PROBLEM DETAILS
Type out the material below exactly.

MATERIAL PROVIDED
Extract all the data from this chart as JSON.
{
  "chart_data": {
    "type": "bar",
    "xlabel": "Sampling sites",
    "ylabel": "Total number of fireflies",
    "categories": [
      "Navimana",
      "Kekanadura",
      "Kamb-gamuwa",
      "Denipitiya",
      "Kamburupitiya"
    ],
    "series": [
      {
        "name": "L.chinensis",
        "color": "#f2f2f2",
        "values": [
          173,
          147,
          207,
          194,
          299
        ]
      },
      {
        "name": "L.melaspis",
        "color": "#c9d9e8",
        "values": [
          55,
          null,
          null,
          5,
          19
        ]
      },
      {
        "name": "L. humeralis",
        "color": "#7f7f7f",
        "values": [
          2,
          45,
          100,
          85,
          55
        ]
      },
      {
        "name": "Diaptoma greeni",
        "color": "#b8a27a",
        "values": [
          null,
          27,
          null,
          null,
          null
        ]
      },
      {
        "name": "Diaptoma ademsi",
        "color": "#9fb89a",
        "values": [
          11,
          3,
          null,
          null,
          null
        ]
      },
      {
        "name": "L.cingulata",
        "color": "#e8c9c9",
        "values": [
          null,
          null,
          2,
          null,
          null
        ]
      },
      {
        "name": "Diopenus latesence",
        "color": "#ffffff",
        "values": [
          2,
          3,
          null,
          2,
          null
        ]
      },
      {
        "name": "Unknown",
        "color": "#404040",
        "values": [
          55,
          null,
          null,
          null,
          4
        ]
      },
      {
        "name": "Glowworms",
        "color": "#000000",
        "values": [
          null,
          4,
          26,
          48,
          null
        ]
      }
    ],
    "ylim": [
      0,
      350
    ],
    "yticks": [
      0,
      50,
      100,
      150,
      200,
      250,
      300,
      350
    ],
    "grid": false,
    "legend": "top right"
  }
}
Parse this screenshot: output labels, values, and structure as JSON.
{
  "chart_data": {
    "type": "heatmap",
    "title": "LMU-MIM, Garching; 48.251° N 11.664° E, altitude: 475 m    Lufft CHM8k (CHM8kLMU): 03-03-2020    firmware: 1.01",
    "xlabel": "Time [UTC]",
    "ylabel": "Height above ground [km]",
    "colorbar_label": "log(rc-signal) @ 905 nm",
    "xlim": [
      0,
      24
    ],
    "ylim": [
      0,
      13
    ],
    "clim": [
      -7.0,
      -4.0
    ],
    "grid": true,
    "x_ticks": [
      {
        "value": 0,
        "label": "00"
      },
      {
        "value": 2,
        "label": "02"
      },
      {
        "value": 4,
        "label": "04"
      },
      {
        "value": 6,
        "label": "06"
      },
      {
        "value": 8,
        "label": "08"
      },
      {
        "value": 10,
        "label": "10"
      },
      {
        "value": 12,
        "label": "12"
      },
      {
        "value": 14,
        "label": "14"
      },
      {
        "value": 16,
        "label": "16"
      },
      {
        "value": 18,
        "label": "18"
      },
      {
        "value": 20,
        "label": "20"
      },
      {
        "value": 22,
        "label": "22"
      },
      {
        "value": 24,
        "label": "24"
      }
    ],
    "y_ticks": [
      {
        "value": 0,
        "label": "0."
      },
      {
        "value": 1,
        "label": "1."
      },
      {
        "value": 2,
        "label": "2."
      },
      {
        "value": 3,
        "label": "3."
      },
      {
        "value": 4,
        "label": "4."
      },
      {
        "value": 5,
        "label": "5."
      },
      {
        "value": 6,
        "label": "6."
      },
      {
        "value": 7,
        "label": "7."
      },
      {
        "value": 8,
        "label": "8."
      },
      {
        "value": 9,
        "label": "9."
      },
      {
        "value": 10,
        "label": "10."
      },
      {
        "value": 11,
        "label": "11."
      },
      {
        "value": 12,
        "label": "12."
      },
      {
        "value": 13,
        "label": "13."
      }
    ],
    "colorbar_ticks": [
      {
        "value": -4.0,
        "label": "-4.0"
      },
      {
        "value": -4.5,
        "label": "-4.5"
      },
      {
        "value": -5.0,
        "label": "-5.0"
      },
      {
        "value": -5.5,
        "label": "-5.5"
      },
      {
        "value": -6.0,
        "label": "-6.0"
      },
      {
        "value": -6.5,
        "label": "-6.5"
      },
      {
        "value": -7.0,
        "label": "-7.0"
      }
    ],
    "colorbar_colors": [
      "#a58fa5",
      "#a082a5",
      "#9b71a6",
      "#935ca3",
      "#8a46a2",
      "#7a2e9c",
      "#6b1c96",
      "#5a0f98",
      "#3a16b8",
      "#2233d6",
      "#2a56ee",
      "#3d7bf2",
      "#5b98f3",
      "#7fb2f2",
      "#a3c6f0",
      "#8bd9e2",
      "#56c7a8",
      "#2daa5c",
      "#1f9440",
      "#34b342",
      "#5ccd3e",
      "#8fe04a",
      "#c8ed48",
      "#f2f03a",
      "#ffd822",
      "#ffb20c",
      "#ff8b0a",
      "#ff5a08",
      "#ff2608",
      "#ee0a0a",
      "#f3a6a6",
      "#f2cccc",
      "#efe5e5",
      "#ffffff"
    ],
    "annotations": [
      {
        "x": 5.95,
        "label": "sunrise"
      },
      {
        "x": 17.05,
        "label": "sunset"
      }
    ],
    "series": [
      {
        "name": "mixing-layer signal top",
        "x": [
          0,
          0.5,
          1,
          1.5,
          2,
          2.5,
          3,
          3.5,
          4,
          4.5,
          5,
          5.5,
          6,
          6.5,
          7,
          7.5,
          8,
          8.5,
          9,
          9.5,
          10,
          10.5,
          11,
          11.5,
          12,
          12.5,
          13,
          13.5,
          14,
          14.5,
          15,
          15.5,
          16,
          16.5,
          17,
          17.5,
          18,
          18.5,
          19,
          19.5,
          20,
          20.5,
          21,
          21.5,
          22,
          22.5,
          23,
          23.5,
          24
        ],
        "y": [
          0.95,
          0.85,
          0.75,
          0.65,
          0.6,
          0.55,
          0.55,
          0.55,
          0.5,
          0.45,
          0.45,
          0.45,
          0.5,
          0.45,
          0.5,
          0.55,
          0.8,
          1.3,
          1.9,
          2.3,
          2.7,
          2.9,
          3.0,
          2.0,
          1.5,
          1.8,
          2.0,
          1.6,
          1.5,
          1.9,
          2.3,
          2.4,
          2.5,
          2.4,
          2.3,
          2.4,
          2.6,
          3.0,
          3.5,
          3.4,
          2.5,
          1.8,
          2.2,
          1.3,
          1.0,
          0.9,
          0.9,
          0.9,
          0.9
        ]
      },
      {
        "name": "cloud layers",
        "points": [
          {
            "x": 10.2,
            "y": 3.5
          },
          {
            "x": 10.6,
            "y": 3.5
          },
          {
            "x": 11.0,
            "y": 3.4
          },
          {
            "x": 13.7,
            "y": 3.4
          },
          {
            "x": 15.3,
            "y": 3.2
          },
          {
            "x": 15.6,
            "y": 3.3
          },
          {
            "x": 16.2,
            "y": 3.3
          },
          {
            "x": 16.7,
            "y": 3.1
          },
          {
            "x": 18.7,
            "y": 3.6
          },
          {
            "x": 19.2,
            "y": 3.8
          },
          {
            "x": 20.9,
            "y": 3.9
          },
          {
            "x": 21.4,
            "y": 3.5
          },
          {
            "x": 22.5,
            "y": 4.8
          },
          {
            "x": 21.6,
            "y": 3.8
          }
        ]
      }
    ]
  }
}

CORRECT OUTPUT
Extract all the data from this chart as JSON.
{
  "chart_data": {
    "type": "bar",
    "xlabel": "Sampling sites",
    "ylabel": "Total number of fireflies",
    "categories": [
      "Navimana",
      "Kekanadura",
      "Kamb-gamuwa",
      "Denipitiya",
      "Kamburupitiya"
    ],
    "series": [
      {
        "name": "L.chinensis",
        "color": "#f2f2f2",
        "values": [
          173,
          147,
          207,
          194,
          299
        ]
      },
      {
        "name": "L.melaspis",
        "color": "#c9d9e8",
        "values": [
          55,
          null,
          null,
          5,
          19
        ]
      },
      {
        "name": "L. humeralis",
        "color": "#7f7f7f",
        "values": [
          2,
          45,
          100,
          85,
          55
        ]
      },
      {
        "name": "Diaptoma greeni",
        "color": "#b8a27a",
        "values": [
          null,
          27,
          null,
          null,
          null
        ]
      },
      {
        "name": "Diaptoma ademsi",
        "color": "#9fb89a",
        "values": [
          11,
          3,
          null,
          null,
          null
        ]
      },
      {
        "name": "L.cingulata",
        "color": "#e8c9c9",
        "values": [
          null,
          null,
          2,
          null,
          null
        ]
      },
      {
        "name": "Diopenus latesence",
        "color": "#ffffff",
        "values": [
          2,
          3,
          null,
          2,
          null
        ]
      },
      {
        "name": "Unknown",
        "color": "#404040",
        "values": [
          55,
          null,
          null,
          null,
          4
        ]
      },
      {
        "name": "Glowworms",
        "color": "#000000",
        "values": [
          null,
          4,
          26,
          48,
          null
        ]
      }
    ],
    "ylim": [
      0,
      350
    ],
    "yticks": [
      0,
      50,
      100,
      150,
      200,
      250,
      300,
      350
    ],
    "grid": false,
    "legend": "top right"
  }
}
Parse this screenshot: output labels, values, and structure as JSON.
{
  "chart_data": {
    "type": "heatmap",
    "title": "LMU-MIM, Garching; 48.251° N 11.664° E, altitude: 475 m    Lufft CHM8k (CHM8kLMU): 03-03-2020    firmware: 1.01",
    "xlabel": "Time [UTC]",
    "ylabel": "Height above ground [km]",
    "colorbar_label": "log(rc-signal) @ 905 nm",
    "xlim": [
      0,
      24
    ],
    "ylim": [
      0,
      13
    ],
    "clim": [
      -7.0,
      -4.0
    ],
    "grid": true,
    "x_ticks": [
      {
        "value": 0,
        "label": "00"
      },
      {
        "value": 2,
        "label": "02"
      },
      {
        "value": 4,
        "label": "04"
      },
      {
        "value": 6,
        "label": "06"
      },
      {
        "value": 8,
        "label": "08"
      },
      {
        "value": 10,
        "label": "10"
      },
      {
        "value": 12,
        "label": "12"
      },
      {
        "value": 14,
        "label": "14"
      },
      {
        "value": 16,
        "label": "16"
      },
      {
        "value": 18,
        "label": "18"
      },
      {
        "value": 20,
        "label": "20"
      },
      {
        "value": 22,
        "label": "22"
      },
      {
        "value": 24,
        "label": "24"
      }
    ],
    "y_ticks": [
      {
        "value": 0,
        "label": "0."
      },
      {
        "value": 1,
        "label": "1."
      },
      {
        "value": 2,
        "label": "2."
      },
      {
        "value": 3,
        "label": "3."
      },
      {
        "value": 4,
        "label": "4."
      },
      {
        "value": 5,
        "label": "5."
      },
      {
        "value": 6,
        "label": "6."
      },
      {
        "value": 7,
        "label": "7."
      },
      {
        "value": 8,
        "label": "8."
      },
      {
        "value": 9,
        "label": "9."
      },
      {
        "value": 10,
        "label": "10."
      },
      {
        "value": 11,
        "label": "11."
      },
      {
        "value": 12,
        "label": "12."
      },
      {
        "value": 13,
        "label": "13."
      }
    ],
    "colorbar_ticks": [
      {
        "value": -4.0,
        "label": "-4.0"
      },
      {
        "value": -4.5,
        "label": "-4.5"
      },
      {
        "value": -5.0,
        "label": "-5.0"
      },
      {
        "value": -5.5,
        "label": "-5.5"
      },
      {
        "value": -6.0,
        "label": "-6.0"
      },
      {
        "value": -6.5,
        "label": "-6.5"
      },
      {
        "value": -7.0,
        "label": "-7.0"
      }
    ],
    "colorbar_colors": [
      "#a58fa5",
      "#a082a5",
      "#9b71a6",
      "#935ca3",
      "#8a46a2",
      "#7a2e9c",
      "#6b1c96",
      "#5a0f98",
      "#3a16b8",
      "#2233d6",
      "#2a56ee",
      "#3d7bf2",
      "#5b98f3",
      "#7fb2f2",
      "#a3c6f0",
      "#8bd9e2",
      "#56c7a8",
      "#2daa5c",
      "#1f9440",
      "#34b342",
      "#5ccd3e",
      "#8fe04a",
      "#c8ed48",
      "#f2f03a",
      "#ffd822",
      "#ffb20c",
      "#ff8b0a",
      "#ff5a08",
      "#ff2608",
      "#ee0a0a",
      "#f3a6a6",
      "#f2cccc",
      "#efe5e5",
      "#ffffff"
    ],
    "annotations": [
      {
        "x": 5.95,
        "label": "sunrise"
      },
      {
        "x": 17.05,
        "label": "sunset"
      }
    ],
    "series": [
      {
        "name": "mixing-layer signal top",
        "x": [
          0,
          0.5,
          1,
          1.5,
          2,
          2.5,
          3,
          3.5,
          4,
          4.5,
          5,
          5.5,
          6,
          6.5,
          7,
          7.5,
          8,
          8.5,
          9,
          9.5,
          10,
          10.5,
          11,
          11.5,
          12,
          12.5,
          13,
          13.5,
          14,
          14.5,
          15,
          15.5,
          16,
          16.5,
          17,
          17.5,
          18,
          18.5,
          19,
          19.5,
          20,
          20.5,
          21,
          21.5,
          22,
          22.5,
          23,
          23.5,
          24
        ],
        "y": [
          0.95,
          0.85,
          0.75,
          0.65,
          0.6,
          0.55,
          0.55,
          0.55,
          0.5,
          0.45,
          0.45,
          0.45,
          0.5,
          0.45,
          0.5,
          0.55,
          0.8,
          1.3,
          1.9,
          2.3,
          2.7,
          2.9,
          3.0,
          2.0,
          1.5,
          1.8,
          2.0,
          1.6,
          1.5,
          1.9,
          2.3,
          2.4,
          2.5,
          2.4,
          2.3,
          2.4,
          2.6,
          3.0,
          3.5,
          3.4,
          2.5,
          1.8,
          2.2,
          1.3,
          1.0,
          0.9,
          0.9,
          0.9,
          0.9
        ]
      },
      {
        "name": "cloud layers",
        "points": [
          {
            "x": 10.2,
            "y": 3.5
          },
          {
            "x": 10.6,
            "y": 3.5
          },
          {
            "x": 11.0,
            "y": 3.4
          },
          {
            "x": 13.7,
            "y": 3.4
          },
          {
            "x": 15.3,
            "y": 3.2
          },
          {
            "x": 15.6,
            "y": 3.3
          },
          {
            "x": 16.2,
            "y": 3.3
          },
          {
            "x": 16.7,
            "y": 3.1
          },
          {
            "x": 18.7,
            "y": 3.6
          },
          {
            "x": 19.2,
            "y": 3.8
          },
          {
            "x": 20.9,
            "y": 3.9
          },
          {
            "x": 21.4,
            "y": 3.5
          },
          {
            "x": 22.5,
            "y": 4.8
          },
          {
            "x": 21.6,
            "y": 3.8
          }
        ]
      }
    ]
  }
}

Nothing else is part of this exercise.